---------- Provided records ----------

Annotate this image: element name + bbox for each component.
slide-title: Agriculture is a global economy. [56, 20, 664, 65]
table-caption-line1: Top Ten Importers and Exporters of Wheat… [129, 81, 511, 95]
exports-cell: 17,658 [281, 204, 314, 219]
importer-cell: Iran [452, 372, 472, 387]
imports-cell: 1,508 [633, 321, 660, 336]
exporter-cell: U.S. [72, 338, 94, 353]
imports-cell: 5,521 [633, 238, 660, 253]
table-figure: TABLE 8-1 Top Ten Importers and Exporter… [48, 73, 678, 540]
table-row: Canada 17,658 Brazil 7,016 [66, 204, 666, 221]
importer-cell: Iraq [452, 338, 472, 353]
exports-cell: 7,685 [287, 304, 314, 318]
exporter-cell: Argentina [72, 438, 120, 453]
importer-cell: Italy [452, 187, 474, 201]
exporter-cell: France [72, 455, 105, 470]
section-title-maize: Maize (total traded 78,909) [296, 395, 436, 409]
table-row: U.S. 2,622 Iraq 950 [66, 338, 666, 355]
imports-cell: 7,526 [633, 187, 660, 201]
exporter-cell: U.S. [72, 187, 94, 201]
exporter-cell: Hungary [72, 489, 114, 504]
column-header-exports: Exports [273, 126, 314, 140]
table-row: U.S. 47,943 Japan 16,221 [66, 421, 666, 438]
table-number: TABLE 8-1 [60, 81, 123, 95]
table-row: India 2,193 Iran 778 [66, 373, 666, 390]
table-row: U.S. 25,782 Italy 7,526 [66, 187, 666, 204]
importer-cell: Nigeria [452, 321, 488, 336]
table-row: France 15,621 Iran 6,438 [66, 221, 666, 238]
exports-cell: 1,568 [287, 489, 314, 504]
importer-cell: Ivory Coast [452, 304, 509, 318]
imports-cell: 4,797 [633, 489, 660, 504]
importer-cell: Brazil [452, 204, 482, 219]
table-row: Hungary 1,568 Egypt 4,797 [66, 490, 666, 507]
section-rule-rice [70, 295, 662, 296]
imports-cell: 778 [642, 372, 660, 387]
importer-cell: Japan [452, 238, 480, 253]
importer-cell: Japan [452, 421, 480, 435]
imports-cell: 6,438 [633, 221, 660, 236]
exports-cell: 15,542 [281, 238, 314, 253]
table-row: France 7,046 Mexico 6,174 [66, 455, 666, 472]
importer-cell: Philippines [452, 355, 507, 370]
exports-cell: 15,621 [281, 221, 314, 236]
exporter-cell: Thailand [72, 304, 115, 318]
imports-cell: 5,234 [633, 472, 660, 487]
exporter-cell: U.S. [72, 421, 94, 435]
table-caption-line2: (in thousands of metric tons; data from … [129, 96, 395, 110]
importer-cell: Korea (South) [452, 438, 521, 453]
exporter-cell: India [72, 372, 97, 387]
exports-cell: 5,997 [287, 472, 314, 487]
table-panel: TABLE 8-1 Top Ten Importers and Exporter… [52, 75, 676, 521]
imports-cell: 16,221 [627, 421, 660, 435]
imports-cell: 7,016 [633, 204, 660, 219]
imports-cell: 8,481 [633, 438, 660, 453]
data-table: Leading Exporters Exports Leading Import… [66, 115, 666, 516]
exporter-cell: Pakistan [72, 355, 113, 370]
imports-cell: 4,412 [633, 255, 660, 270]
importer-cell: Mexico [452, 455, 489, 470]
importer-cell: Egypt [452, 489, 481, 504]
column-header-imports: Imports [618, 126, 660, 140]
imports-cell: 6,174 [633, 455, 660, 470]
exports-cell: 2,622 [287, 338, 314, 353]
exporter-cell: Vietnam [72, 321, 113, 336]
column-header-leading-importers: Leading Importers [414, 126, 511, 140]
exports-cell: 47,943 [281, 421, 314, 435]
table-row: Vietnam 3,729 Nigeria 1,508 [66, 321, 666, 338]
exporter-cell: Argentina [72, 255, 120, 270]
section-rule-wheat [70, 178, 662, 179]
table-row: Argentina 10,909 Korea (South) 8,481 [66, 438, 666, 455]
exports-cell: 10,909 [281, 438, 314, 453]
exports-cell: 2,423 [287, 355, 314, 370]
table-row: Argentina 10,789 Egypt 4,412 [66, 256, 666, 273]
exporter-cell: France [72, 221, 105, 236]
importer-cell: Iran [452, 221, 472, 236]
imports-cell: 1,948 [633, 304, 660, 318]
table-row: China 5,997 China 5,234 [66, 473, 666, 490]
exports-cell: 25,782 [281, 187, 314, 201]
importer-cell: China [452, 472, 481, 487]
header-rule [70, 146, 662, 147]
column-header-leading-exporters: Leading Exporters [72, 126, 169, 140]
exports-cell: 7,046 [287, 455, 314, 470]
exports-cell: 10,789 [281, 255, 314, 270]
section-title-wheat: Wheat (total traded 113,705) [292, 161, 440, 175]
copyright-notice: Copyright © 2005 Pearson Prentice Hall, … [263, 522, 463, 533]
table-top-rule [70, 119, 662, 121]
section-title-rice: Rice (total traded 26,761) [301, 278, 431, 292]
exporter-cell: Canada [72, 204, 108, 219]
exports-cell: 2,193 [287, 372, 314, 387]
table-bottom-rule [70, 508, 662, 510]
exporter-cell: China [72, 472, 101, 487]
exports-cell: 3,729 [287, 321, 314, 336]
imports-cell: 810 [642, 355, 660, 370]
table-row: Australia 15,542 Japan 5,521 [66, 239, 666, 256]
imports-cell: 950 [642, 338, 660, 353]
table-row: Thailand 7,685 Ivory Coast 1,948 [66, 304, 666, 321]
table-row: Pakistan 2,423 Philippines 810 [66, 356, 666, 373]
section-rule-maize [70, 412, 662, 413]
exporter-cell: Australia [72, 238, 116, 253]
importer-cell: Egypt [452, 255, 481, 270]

----------

◆ Request: Reproduce the lines above word for word, without changing anything.

◆ Answer in full:
Annotate this image: element name + bbox for each component.
slide-title: Agriculture is a global economy. [56, 20, 664, 65]
table-caption-line1: Top Ten Importers and Exporters of Wheat… [129, 81, 511, 95]
exports-cell: 17,658 [281, 204, 314, 219]
importer-cell: Iran [452, 372, 472, 387]
imports-cell: 1,508 [633, 321, 660, 336]
exporter-cell: U.S. [72, 338, 94, 353]
imports-cell: 5,521 [633, 238, 660, 253]
table-figure: TABLE 8-1 Top Ten Importers and Exporter… [48, 73, 678, 540]
table-row: Canada 17,658 Brazil 7,016 [66, 204, 666, 221]
importer-cell: Iraq [452, 338, 472, 353]
exports-cell: 7,685 [287, 304, 314, 318]
exporter-cell: Argentina [72, 438, 120, 453]
importer-cell: Italy [452, 187, 474, 201]
exporter-cell: France [72, 455, 105, 470]
section-title-maize: Maize (total traded 78,909) [296, 395, 436, 409]
table-row: U.S. 2,622 Iraq 950 [66, 338, 666, 355]
imports-cell: 7,526 [633, 187, 660, 201]
exporter-cell: U.S. [72, 187, 94, 201]
exporter-cell: Hungary [72, 489, 114, 504]
column-header-exports: Exports [273, 126, 314, 140]
table-row: U.S. 47,943 Japan 16,221 [66, 421, 666, 438]
table-number: TABLE 8-1 [60, 81, 123, 95]
table-row: India 2,193 Iran 778 [66, 373, 666, 390]
table-row: U.S. 25,782 Italy 7,526 [66, 187, 666, 204]
importer-cell: Nigeria [452, 321, 488, 336]
table-row: France 15,621 Iran 6,438 [66, 221, 666, 238]
exports-cell: 1,568 [287, 489, 314, 504]
importer-cell: Ivory Coast [452, 304, 509, 318]
imports-cell: 4,797 [633, 489, 660, 504]
importer-cell: Brazil [452, 204, 482, 219]
table-row: Hungary 1,568 Egypt 4,797 [66, 490, 666, 507]
section-rule-rice [70, 295, 662, 296]
imports-cell: 778 [642, 372, 660, 387]
importer-cell: Japan [452, 238, 480, 253]
importer-cell: Japan [452, 421, 480, 435]
imports-cell: 6,438 [633, 221, 660, 236]
exports-cell: 15,542 [281, 238, 314, 253]
table-row: France 7,046 Mexico 6,174 [66, 455, 666, 472]
importer-cell: Philippines [452, 355, 507, 370]
exports-cell: 15,621 [281, 221, 314, 236]
exporter-cell: Thailand [72, 304, 115, 318]
imports-cell: 5,234 [633, 472, 660, 487]
exporter-cell: U.S. [72, 421, 94, 435]
table-caption-line2: (in thousands of metric tons; data from … [129, 96, 395, 110]
importer-cell: Korea (South) [452, 438, 521, 453]
exporter-cell: India [72, 372, 97, 387]
exports-cell: 5,997 [287, 472, 314, 487]
table-panel: TABLE 8-1 Top Ten Importers and Exporter… [52, 75, 676, 521]
imports-cell: 16,221 [627, 421, 660, 435]
imports-cell: 7,016 [633, 204, 660, 219]
imports-cell: 8,481 [633, 438, 660, 453]
data-table: Leading Exporters Exports Leading Import… [66, 115, 666, 516]
exporter-cell: Pakistan [72, 355, 113, 370]
imports-cell: 4,412 [633, 255, 660, 270]
importer-cell: Mexico [452, 455, 489, 470]
importer-cell: Egypt [452, 489, 481, 504]
column-header-imports: Imports [618, 126, 660, 140]
imports-cell: 6,174 [633, 455, 660, 470]
exports-cell: 2,622 [287, 338, 314, 353]
exporter-cell: Vietnam [72, 321, 113, 336]
column-header-leading-importers: Leading Importers [414, 126, 511, 140]
exports-cell: 47,943 [281, 421, 314, 435]
table-row: Vietnam 3,729 Nigeria 1,508 [66, 321, 666, 338]
exporter-cell: Argentina [72, 255, 120, 270]
section-rule-wheat [70, 178, 662, 179]
table-row: Argentina 10,909 Korea (South) 8,481 [66, 438, 666, 455]
exports-cell: 10,909 [281, 438, 314, 453]
exports-cell: 2,423 [287, 355, 314, 370]
table-row: Argentina 10,789 Egypt 4,412 [66, 256, 666, 273]
exporter-cell: France [72, 221, 105, 236]
importer-cell: Iran [452, 221, 472, 236]
imports-cell: 1,948 [633, 304, 660, 318]
table-row: China 5,997 China 5,234 [66, 473, 666, 490]
exports-cell: 25,782 [281, 187, 314, 201]
importer-cell: China [452, 472, 481, 487]
header-rule [70, 146, 662, 147]
column-header-leading-exporters: Leading Exporters [72, 126, 169, 140]
exports-cell: 7,046 [287, 455, 314, 470]
exports-cell: 10,789 [281, 255, 314, 270]
section-title-wheat: Wheat (total traded 113,705) [292, 161, 440, 175]
copyright-notice: Copyright © 2005 Pearson Prentice Hall, … [263, 522, 463, 533]
table-top-rule [70, 119, 662, 121]
section-title-rice: Rice (total traded 26,761) [301, 278, 431, 292]
exporter-cell: Canada [72, 204, 108, 219]
exports-cell: 2,193 [287, 372, 314, 387]
table-bottom-rule [70, 508, 662, 510]
exporter-cell: China [72, 472, 101, 487]
exports-cell: 3,729 [287, 321, 314, 336]
imports-cell: 810 [642, 355, 660, 370]
table-row: Australia 15,542 Japan 5,521 [66, 239, 666, 256]
imports-cell: 950 [642, 338, 660, 353]
table-row: Thailand 7,685 Ivory Coast 1,948 [66, 304, 666, 321]
table-row: Pakistan 2,423 Philippines 810 [66, 356, 666, 373]
section-rule-maize [70, 412, 662, 413]
exporter-cell: Australia [72, 238, 116, 253]
importer-cell: Egypt [452, 255, 481, 270]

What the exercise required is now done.